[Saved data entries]
++++++++++++++++++++
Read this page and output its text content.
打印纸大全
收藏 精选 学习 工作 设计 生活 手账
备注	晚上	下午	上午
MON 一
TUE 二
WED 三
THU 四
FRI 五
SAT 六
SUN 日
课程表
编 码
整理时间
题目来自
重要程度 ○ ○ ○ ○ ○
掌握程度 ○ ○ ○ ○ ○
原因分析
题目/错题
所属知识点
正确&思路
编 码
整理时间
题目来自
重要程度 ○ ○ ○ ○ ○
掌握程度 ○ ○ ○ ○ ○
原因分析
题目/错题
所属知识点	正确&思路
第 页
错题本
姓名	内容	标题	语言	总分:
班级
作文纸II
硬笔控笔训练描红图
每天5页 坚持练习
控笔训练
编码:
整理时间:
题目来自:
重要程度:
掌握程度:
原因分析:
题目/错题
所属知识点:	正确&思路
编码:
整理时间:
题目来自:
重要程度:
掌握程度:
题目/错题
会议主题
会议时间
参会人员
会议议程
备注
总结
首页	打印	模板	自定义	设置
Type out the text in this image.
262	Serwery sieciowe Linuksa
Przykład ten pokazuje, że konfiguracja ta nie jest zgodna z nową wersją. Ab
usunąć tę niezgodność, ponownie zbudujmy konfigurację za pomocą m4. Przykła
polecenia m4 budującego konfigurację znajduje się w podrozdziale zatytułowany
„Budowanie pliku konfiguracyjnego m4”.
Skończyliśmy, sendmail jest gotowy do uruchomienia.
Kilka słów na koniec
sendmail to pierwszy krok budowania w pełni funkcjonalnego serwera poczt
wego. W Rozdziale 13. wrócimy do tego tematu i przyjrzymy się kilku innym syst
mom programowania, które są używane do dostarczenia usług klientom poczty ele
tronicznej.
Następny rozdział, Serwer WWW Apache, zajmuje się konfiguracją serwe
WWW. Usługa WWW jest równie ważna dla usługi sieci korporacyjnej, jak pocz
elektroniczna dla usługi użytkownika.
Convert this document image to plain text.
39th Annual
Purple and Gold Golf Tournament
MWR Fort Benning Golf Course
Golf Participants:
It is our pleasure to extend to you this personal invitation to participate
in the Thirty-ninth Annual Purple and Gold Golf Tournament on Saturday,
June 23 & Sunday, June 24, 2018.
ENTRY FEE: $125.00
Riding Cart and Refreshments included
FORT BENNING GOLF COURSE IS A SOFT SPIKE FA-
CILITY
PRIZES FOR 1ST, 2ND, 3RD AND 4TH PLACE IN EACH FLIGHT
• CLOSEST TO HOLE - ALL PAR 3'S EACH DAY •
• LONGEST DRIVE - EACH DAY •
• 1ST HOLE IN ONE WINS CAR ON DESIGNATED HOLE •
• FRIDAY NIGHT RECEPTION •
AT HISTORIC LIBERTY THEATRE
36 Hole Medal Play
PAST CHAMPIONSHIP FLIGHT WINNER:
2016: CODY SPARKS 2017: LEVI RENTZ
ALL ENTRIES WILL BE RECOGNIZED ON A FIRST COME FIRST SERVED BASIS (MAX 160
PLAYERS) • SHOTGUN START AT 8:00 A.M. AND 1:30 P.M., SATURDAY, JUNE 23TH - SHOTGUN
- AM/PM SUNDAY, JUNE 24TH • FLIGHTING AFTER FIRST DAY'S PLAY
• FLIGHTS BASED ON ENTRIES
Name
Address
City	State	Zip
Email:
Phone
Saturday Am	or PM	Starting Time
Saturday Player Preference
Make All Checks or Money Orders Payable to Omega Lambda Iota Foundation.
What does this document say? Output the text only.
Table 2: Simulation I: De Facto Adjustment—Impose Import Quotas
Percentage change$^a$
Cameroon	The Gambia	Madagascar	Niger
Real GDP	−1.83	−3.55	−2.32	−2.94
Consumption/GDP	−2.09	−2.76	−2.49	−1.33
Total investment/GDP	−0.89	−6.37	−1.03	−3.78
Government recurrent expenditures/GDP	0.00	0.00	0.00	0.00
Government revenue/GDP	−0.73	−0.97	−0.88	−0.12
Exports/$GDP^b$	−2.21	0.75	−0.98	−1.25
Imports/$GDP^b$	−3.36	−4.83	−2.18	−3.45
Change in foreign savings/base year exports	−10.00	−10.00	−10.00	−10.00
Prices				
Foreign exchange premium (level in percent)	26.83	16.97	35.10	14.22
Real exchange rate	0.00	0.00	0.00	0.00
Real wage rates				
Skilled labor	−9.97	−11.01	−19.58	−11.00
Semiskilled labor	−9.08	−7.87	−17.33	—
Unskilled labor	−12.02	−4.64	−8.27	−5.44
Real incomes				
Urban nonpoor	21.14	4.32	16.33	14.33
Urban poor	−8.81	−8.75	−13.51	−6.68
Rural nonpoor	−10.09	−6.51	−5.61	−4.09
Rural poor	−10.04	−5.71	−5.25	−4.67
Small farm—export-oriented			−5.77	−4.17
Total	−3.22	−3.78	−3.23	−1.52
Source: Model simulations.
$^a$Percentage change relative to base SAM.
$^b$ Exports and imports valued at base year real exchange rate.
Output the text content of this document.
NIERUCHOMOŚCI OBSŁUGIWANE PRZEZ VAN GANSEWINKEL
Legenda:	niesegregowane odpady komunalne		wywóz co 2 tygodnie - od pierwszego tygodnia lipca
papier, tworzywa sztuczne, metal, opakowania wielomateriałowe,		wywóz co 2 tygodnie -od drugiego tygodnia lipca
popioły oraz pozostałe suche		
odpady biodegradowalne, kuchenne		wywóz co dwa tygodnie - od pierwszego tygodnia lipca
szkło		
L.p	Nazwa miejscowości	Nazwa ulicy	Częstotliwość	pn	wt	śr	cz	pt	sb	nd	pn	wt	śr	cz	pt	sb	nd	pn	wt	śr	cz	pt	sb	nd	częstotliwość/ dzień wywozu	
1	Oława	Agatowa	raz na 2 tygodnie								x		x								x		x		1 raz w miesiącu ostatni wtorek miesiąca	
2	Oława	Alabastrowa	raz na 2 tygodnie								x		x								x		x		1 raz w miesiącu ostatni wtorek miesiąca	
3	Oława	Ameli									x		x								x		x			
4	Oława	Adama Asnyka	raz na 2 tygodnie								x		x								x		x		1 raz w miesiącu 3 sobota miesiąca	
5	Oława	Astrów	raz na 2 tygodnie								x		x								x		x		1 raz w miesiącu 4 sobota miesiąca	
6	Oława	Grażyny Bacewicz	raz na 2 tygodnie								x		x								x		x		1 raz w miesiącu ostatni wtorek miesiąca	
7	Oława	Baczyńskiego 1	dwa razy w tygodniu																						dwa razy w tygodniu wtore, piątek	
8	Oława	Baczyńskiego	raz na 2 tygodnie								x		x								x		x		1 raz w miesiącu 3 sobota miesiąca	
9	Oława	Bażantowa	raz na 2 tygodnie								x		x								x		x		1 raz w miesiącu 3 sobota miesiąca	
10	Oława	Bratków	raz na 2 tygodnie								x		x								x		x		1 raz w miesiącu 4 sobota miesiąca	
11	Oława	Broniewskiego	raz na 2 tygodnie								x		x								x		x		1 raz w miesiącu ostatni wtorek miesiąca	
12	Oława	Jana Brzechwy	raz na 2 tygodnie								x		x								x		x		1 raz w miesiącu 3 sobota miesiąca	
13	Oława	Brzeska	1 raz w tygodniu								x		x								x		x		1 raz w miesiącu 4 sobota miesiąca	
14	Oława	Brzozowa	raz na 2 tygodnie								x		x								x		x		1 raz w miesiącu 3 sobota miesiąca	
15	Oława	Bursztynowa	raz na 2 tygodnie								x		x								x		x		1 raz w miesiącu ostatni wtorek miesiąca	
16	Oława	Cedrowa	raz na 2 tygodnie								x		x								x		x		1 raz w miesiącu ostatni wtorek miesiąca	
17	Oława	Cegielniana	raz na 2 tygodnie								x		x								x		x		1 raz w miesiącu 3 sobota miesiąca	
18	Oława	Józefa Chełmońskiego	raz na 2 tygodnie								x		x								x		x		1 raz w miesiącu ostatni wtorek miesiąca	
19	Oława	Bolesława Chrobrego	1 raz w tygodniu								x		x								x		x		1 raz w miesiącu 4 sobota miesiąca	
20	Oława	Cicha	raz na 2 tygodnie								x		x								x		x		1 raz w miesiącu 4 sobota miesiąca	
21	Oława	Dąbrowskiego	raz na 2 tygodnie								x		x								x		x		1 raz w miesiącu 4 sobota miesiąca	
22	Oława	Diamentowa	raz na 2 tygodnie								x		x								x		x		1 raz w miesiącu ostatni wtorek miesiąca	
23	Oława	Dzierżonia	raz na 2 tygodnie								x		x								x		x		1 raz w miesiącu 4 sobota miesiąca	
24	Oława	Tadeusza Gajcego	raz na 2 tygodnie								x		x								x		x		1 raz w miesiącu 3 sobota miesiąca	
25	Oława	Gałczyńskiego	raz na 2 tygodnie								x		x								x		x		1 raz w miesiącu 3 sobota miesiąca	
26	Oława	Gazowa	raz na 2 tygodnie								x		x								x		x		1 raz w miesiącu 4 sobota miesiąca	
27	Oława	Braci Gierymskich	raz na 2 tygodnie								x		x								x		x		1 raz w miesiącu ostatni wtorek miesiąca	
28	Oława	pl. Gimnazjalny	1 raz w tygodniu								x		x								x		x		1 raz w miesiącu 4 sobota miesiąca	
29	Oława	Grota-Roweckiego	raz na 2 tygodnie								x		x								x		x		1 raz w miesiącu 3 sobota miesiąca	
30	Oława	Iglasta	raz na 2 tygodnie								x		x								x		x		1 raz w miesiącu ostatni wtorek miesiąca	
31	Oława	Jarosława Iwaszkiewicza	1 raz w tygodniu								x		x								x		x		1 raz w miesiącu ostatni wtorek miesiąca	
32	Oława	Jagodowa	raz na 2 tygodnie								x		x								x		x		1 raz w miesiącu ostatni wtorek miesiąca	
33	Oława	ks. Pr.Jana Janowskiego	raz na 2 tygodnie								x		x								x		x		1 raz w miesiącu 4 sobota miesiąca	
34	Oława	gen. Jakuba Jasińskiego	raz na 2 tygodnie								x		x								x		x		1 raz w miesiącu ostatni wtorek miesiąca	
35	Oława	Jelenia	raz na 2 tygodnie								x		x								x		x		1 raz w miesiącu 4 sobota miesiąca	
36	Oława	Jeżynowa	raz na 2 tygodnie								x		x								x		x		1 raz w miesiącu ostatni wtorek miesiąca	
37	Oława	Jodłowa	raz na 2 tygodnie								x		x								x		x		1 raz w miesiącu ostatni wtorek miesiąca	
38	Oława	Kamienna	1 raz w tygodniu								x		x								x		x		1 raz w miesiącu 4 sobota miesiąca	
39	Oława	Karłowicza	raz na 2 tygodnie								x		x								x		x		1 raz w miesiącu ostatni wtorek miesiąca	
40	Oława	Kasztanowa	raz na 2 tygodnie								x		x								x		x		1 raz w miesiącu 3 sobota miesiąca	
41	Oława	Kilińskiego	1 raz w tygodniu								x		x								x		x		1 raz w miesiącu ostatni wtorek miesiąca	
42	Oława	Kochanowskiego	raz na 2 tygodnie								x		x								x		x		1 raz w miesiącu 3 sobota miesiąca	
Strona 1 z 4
++++++++++++++++++++
■ **Short problem**
In the records above, find each line holding "image" and copy it.

■ **Solution below**
Type out the text in this image.
Convert this document image to plain text.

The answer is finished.